REQUIRED WORK: Give every entry again, unchanged, and leave its images out.

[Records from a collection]
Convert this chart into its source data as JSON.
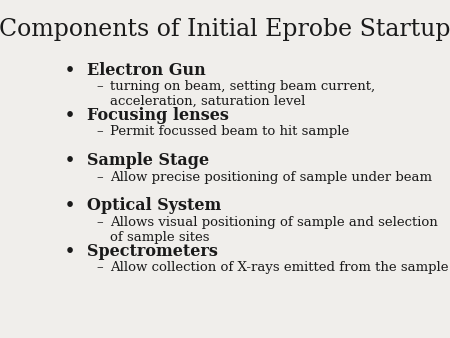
{
  "title": "Components of Initial Eprobe Startup",
  "background_color": "#f0eeeb",
  "title_fontsize": 17,
  "title_font": "serif",
  "title_color": "#1a1a1a",
  "bullet_items": [
    {
      "header": "Electron Gun",
      "sub": "turning on beam, setting beam current, acceleration, saturation level"
    },
    {
      "header": "Focusing lenses",
      "sub": "Permit focussed beam to hit sample"
    },
    {
      "header": "Sample Stage",
      "sub": "Allow precise positioning of sample under beam"
    },
    {
      "header": "Optical System",
      "sub": "Allows visual positioning of sample and selection of sample sites"
    },
    {
      "header": "Spectrometers",
      "sub": "Allow collection of X-rays emitted from the sample"
    }
  ],
  "header_fontsize": 11.5,
  "sub_fontsize": 9.5,
  "header_color": "#1a1a1a",
  "sub_color": "#1a1a1a",
  "bullet_char": "•",
  "dash_char": "–"
}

ANSWER TO THIS PROBLEM:
Convert this chart into its source data as JSON.
{
  "title": "Components of Initial Eprobe Startup",
  "background_color": "#f0eeeb",
  "title_fontsize": 17,
  "title_font": "serif",
  "title_color": "#1a1a1a",
  "bullet_items": [
    {
      "header": "Electron Gun",
      "sub": "turning on beam, setting beam current, acceleration, saturation level"
    },
    {
      "header": "Focusing lenses",
      "sub": "Permit focussed beam to hit sample"
    },
    {
      "header": "Sample Stage",
      "sub": "Allow precise positioning of sample under beam"
    },
    {
      "header": "Optical System",
      "sub": "Allows visual positioning of sample and selection of sample sites"
    },
    {
      "header": "Spectrometers",
      "sub": "Allow collection of X-rays emitted from the sample"
    }
  ],
  "header_fontsize": 11.5,
  "sub_fontsize": 9.5,
  "header_color": "#1a1a1a",
  "sub_color": "#1a1a1a",
  "bullet_char": "•",
  "dash_char": "–"
}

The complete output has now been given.